**Directions for this task**. Find how many lines hold the word "values" and give that number only.

**Records**.

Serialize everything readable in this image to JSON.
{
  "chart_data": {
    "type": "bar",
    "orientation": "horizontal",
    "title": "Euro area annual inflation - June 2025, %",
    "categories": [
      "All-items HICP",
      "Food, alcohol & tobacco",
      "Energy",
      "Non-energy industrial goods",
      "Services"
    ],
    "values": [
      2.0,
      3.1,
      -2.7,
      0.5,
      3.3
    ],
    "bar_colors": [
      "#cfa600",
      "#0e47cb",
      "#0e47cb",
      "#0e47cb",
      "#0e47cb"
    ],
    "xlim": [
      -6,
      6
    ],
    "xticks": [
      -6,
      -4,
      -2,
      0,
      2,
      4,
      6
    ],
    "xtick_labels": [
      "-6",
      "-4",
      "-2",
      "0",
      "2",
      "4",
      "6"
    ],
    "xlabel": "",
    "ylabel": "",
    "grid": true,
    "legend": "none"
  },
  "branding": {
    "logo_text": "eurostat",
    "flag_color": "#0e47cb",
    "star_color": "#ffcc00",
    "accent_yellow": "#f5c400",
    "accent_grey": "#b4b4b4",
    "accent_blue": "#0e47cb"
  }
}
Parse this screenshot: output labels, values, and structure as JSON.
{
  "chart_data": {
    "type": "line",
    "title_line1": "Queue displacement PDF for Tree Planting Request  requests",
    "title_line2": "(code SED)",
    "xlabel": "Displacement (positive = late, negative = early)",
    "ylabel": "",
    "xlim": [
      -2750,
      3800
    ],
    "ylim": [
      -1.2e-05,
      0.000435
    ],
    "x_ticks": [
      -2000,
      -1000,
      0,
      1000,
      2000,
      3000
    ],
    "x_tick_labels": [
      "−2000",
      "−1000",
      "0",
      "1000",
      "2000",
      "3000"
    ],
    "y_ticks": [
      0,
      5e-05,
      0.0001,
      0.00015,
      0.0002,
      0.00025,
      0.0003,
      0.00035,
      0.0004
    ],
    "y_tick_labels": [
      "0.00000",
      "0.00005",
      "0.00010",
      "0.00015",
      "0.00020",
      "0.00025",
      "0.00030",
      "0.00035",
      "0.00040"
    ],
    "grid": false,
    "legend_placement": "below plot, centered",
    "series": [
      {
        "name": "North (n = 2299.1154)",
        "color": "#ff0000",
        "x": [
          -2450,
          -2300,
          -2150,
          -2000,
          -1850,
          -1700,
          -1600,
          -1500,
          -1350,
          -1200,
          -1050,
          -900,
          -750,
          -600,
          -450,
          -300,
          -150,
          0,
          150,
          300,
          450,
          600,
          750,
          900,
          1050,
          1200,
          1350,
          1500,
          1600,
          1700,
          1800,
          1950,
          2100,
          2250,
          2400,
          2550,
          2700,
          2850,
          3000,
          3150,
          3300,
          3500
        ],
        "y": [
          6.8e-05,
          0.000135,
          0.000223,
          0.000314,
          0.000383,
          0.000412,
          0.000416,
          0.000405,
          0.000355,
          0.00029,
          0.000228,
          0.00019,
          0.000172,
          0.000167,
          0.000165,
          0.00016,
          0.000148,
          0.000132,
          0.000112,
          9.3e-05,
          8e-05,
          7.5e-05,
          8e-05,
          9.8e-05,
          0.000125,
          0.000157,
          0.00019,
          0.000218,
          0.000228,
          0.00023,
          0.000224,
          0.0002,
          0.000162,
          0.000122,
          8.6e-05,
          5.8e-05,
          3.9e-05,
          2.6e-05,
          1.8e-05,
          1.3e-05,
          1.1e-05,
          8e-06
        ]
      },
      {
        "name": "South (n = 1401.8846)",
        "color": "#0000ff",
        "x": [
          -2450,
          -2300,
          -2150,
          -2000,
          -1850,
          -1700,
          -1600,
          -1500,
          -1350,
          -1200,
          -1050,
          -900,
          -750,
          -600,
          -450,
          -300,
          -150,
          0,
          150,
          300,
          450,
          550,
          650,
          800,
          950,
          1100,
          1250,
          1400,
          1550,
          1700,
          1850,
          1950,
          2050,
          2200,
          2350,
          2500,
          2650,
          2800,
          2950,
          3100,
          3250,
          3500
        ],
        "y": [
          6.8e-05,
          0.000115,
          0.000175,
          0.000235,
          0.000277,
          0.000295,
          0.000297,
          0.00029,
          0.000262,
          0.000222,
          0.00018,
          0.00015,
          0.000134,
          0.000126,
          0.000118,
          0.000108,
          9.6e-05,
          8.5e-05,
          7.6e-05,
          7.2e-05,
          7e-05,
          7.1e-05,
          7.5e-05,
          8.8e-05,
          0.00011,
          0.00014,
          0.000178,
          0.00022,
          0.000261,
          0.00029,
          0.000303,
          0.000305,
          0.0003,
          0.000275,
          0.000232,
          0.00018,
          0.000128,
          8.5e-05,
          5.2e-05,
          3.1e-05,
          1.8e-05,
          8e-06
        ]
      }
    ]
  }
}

**Result of the exercise**. 2